— Start of SOURCE RECORDS —

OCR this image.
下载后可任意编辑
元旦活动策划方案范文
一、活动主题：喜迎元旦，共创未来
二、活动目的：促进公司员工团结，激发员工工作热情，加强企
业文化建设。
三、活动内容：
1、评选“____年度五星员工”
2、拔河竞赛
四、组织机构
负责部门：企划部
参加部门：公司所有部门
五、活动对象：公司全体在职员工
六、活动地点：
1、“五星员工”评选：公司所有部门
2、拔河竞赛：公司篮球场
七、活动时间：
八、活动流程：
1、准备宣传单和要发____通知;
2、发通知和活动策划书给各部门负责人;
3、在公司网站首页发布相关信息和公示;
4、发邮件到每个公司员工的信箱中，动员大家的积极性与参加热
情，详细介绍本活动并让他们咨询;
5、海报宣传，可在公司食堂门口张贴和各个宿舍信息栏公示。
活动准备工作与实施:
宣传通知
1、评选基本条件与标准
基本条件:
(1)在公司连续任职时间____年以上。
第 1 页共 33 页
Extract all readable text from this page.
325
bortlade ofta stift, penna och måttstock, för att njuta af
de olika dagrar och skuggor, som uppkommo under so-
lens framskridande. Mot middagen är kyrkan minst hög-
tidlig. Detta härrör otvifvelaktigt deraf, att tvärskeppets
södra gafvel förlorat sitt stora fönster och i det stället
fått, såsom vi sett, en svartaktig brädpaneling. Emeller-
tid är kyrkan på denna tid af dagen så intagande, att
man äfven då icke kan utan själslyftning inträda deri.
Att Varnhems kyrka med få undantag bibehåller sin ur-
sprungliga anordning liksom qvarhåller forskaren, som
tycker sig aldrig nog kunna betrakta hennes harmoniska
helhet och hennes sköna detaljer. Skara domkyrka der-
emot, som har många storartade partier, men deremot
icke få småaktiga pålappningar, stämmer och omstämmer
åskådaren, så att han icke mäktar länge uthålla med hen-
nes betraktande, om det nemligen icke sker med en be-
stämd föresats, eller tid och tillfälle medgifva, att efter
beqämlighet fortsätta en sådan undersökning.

— End of SOURCE RECORDS —

Reproduce the final stretch of the data above: every line from the one holding "Extract all readable text from this page." through the end, inclusive, exactly as written and nothing else.

Extract all readable text from this page.
325
bortlade ofta stift, penna och måttstock, för att njuta af
de olika dagrar och skuggor, som uppkommo under so-
lens framskridande. Mot middagen är kyrkan minst hög-
tidlig. Detta härrör otvifvelaktigt deraf, att tvärskeppets
södra gafvel förlorat sitt stora fönster och i det stället
fått, såsom vi sett, en svartaktig brädpaneling. Emeller-
tid är kyrkan på denna tid af dagen så intagande, att
man äfven då icke kan utan själslyftning inträda deri.
Att Varnhems kyrka med få undantag bibehåller sin ur-
sprungliga anordning liksom qvarhåller forskaren, som
tycker sig aldrig nog kunna betrakta hennes harmoniska
helhet och hennes sköna detaljer. Skara domkyrka der-
emot, som har många storartade partier, men deremot
icke få småaktiga pålappningar, stämmer och omstämmer
åskådaren, så att han icke mäktar länge uthålla med hen-
nes betraktande, om det nemligen icke sker med en be-
stämd föresats, eller tid och tillfälle medgifva, att efter
beqämlighet fortsätta en sådan undersökning.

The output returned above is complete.